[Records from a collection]
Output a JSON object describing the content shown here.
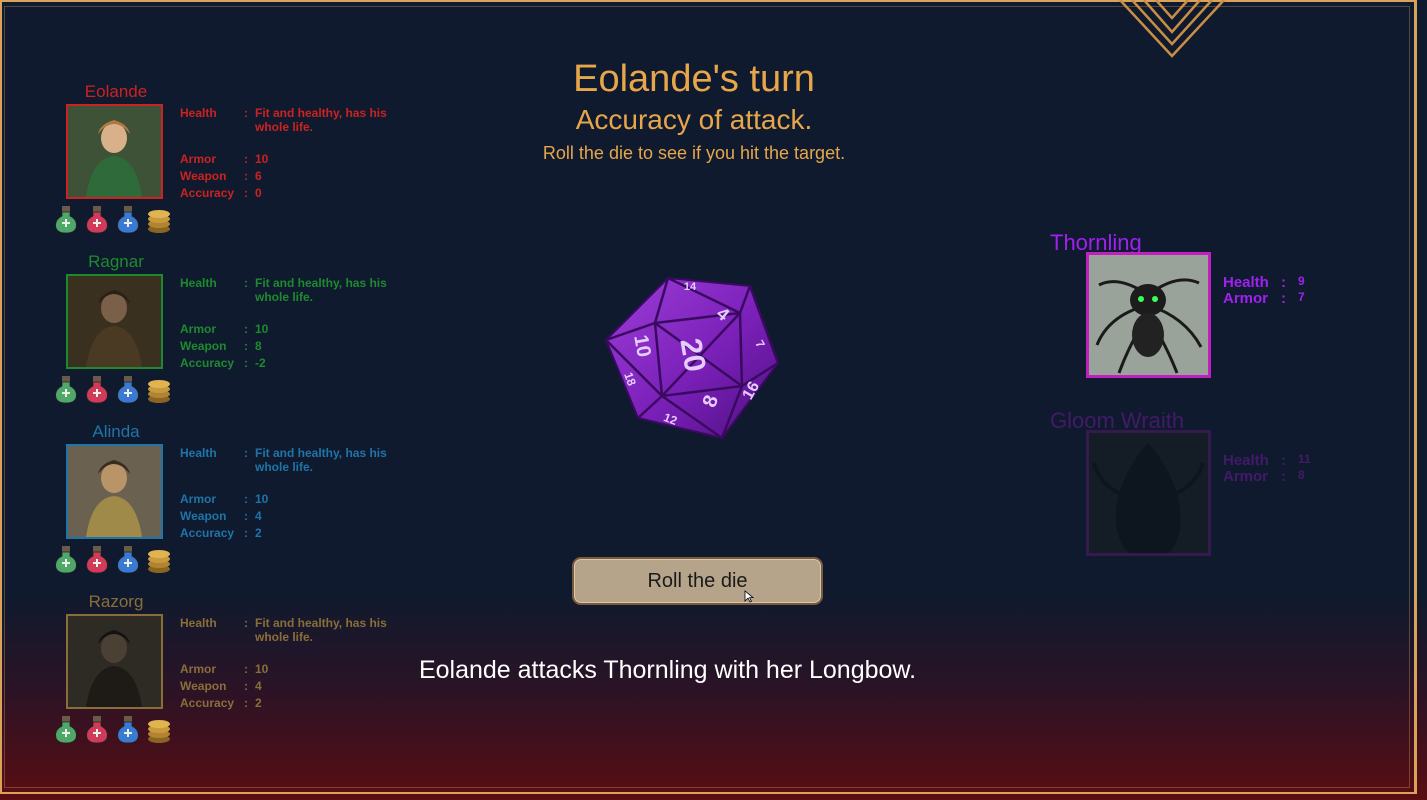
{
  "colors": {
    "eolande": "#cc2222",
    "ragnar": "#1e8a2e",
    "alinda": "#1f74a8",
    "razorg": "#8a6e3a",
    "thornling": "#a020f0",
    "gloom_wraith": "#8a1ab8",
    "accent": "#e8a64a",
    "frame": "#d9a45a"
  },
  "turn": {
    "title": "Eolande's turn",
    "subtitle": "Accuracy of attack.",
    "instruction": "Roll the die to see if you hit the target."
  },
  "party": [
    {
      "name": "Eolande",
      "health_label": "Health",
      "health": "Fit and healthy, has his whole life.",
      "armor_label": "Armor",
      "armor": "10",
      "weapon_label": "Weapon",
      "weapon": "6",
      "accuracy_label": "Accuracy",
      "accuracy": "0",
      "sep": ":",
      "items": [
        "green-potion-icon",
        "red-potion-icon",
        "blue-potion-icon",
        "gold-coins-icon"
      ]
    },
    {
      "name": "Ragnar",
      "health_label": "Health",
      "health": "Fit and healthy, has his whole life.",
      "armor_label": "Armor",
      "armor": "10",
      "weapon_label": "Weapon",
      "weapon": "8",
      "accuracy_label": "Accuracy",
      "accuracy": "-2",
      "sep": ":",
      "items": [
        "green-potion-icon",
        "red-potion-icon",
        "blue-potion-icon",
        "gold-coins-icon"
      ]
    },
    {
      "name": "Alinda",
      "health_label": "Health",
      "health": "Fit and healthy, has his whole life.",
      "armor_label": "Armor",
      "armor": "10",
      "weapon_label": "Weapon",
      "weapon": "4",
      "accuracy_label": "Accuracy",
      "accuracy": "2",
      "sep": ":",
      "items": [
        "green-potion-icon",
        "red-potion-icon",
        "blue-potion-icon",
        "gold-coins-icon"
      ]
    },
    {
      "name": "Razorg",
      "health_label": "Health",
      "health": "Fit and healthy, has his whole life.",
      "armor_label": "Armor",
      "armor": "10",
      "weapon_label": "Weapon",
      "weapon": "4",
      "accuracy_label": "Accuracy",
      "accuracy": "2",
      "sep": ":",
      "items": [
        "green-potion-icon",
        "red-potion-icon",
        "blue-potion-icon",
        "gold-coins-icon"
      ]
    }
  ],
  "enemies": [
    {
      "name": "Thornling",
      "health_label": "Health",
      "health": "9",
      "armor_label": "Armor",
      "armor": "7",
      "sep": ":",
      "state": "active"
    },
    {
      "name": "Gloom Wraith",
      "health_label": "Health",
      "health": "11",
      "armor_label": "Armor",
      "armor": "8",
      "sep": ":",
      "state": "inactive"
    }
  ],
  "die": {
    "type": "d20",
    "faces": [
      "20",
      "8",
      "10",
      "4",
      "16",
      "14",
      "12",
      "7",
      "18"
    ]
  },
  "roll_button": "Roll the die",
  "narration": "Eolande attacks Thornling with her Longbow."
}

• Short problem: Give the entries again without a single change, but with no pictures.

• Response:
Output a JSON object describing the content shown here.
{
  "colors": {
    "eolande": "#cc2222",
    "ragnar": "#1e8a2e",
    "alinda": "#1f74a8",
    "razorg": "#8a6e3a",
    "thornling": "#a020f0",
    "gloom_wraith": "#8a1ab8",
    "accent": "#e8a64a",
    "frame": "#d9a45a"
  },
  "turn": {
    "title": "Eolande's turn",
    "subtitle": "Accuracy of attack.",
    "instruction": "Roll the die to see if you hit the target."
  },
  "party": [
    {
      "name": "Eolande",
      "health_label": "Health",
      "health": "Fit and healthy, has his whole life.",
      "armor_label": "Armor",
      "armor": "10",
      "weapon_label": "Weapon",
      "weapon": "6",
      "accuracy_label": "Accuracy",
      "accuracy": "0",
      "sep": ":",
      "items": [
        "green-potion-icon",
        "red-potion-icon",
        "blue-potion-icon",
        "gold-coins-icon"
      ]
    },
    {
      "name": "Ragnar",
      "health_label": "Health",
      "health": "Fit and healthy, has his whole life.",
      "armor_label": "Armor",
      "armor": "10",
      "weapon_label": "Weapon",
      "weapon": "8",
      "accuracy_label": "Accuracy",
      "accuracy": "-2",
      "sep": ":",
      "items": [
        "green-potion-icon",
        "red-potion-icon",
        "blue-potion-icon",
        "gold-coins-icon"
      ]
    },
    {
      "name": "Alinda",
      "health_label": "Health",
      "health": "Fit and healthy, has his whole life.",
      "armor_label": "Armor",
      "armor": "10",
      "weapon_label": "Weapon",
      "weapon": "4",
      "accuracy_label": "Accuracy",
      "accuracy": "2",
      "sep": ":",
      "items": [
        "green-potion-icon",
        "red-potion-icon",
        "blue-potion-icon",
        "gold-coins-icon"
      ]
    },
    {
      "name": "Razorg",
      "health_label": "Health",
      "health": "Fit and healthy, has his whole life.",
      "armor_label": "Armor",
      "armor": "10",
      "weapon_label": "Weapon",
      "weapon": "4",
      "accuracy_label": "Accuracy",
      "accuracy": "2",
      "sep": ":",
      "items": [
        "green-potion-icon",
        "red-potion-icon",
        "blue-potion-icon",
        "gold-coins-icon"
      ]
    }
  ],
  "enemies": [
    {
      "name": "Thornling",
      "health_label": "Health",
      "health": "9",
      "armor_label": "Armor",
      "armor": "7",
      "sep": ":",
      "state": "active"
    },
    {
      "name": "Gloom Wraith",
      "health_label": "Health",
      "health": "11",
      "armor_label": "Armor",
      "armor": "8",
      "sep": ":",
      "state": "inactive"
    }
  ],
  "die": {
    "type": "d20",
    "faces": [
      "20",
      "8",
      "10",
      "4",
      "16",
      "14",
      "12",
      "7",
      "18"
    ]
  },
  "roll_button": "Roll the die",
  "narration": "Eolande attacks Thornling with her Longbow."
}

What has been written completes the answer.